-- Start ENTRIES SUPPLIED --

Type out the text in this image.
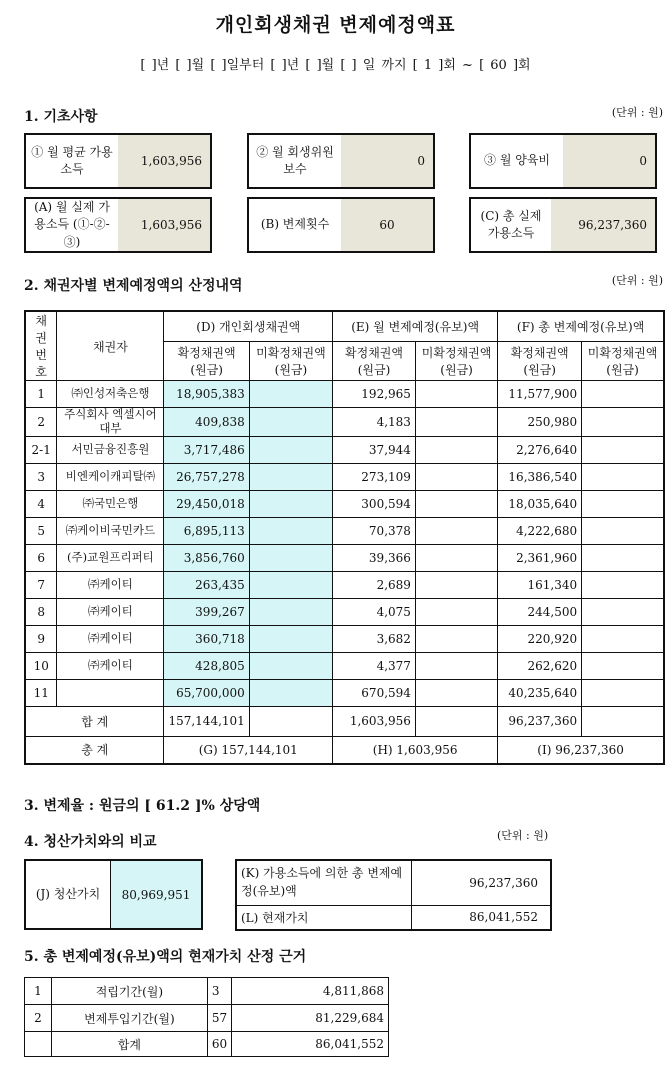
개인회생채권 변제예정액표
[ ]년 [ ]월 [ ]일부터 [ ]년 [ ]월 [ ] 일 까지 [ 1 ]회 ~ [ 60 ]회
1. 기초사항	(단위 : 원)
① 월 평균 가용소득
1,603,956
② 월 회생위원보수
0	③ 월 양육비	0
(A) 월 실제 가용소득 (①-②-③)
1,603,956	(B) 변제횟수	60
(C) 총 실제 가용소득
96,237,360
2. 채권자별 변제예정액의 산정내역	(단위 : 원)
채권 번호	채권자	(D) 개인회생채권액		(E) 월 변제예정(유보)액		(F) 총 변제예정(유보)액	
		확정채권액 (원금)	미확정채권액 (원금)	확정채권액 (원금)	미확정채권액 (원금)	확정채권액 (원금)	미확정채권액 (원금)
1	㈜인성저축은행	18,905,383		192,965		11,577,900	
2	주식회사 엑셀시어대부	409,838		4,183		250,980	
2-1	서민금융진흥원	3,717,486		37,944		2,276,640	
3	비엔케이캐피탈㈜	26,757,278		273,109		16,386,540	
4	㈜국민은행	29,450,018		300,594		18,035,640	
5	㈜케이비국민카드	6,895,113		70,378		4,222,680	
6	(주)교원프리퍼티	3,856,760		39,366		2,361,960	
7	㈜케이티	263,435		2,689		161,340	
8	㈜케이티	399,267		4,075		244,500	
9	㈜케이티	360,718		3,682		220,920	
10	㈜케이티	428,805		4,377		262,620	
11		65,700,000		670,594		40,235,640	
합 계		157,144,101		1,603,956		96,237,360	
총 계		(G) 157,144,101		(H) 1,603,956		(I) 96,237,360	
3. 변제율 : 원금의 [ 61.2 ]% 상당액
4. 청산가치와의 비교	(단위 : 원)
(J) 청산가치	80,969,951
(K) 가용소득에 의한 총 변제예정(유보)액	96,237,360
(L) 현재가치	86,041,552
5. 총 변제예정(유보)액의 현재가치 산정 근거
1	적립기간(월)	3	4,811,868
2	변제투입기간(월)	57	81,229,684
	합계	60	86,041,552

-- End ENTRIES SUPPLIED --

WHAT IS REQUIRED
Count the lines in the records above that contain the word "현재가치", and give only that number.

WORKED ANSWER
2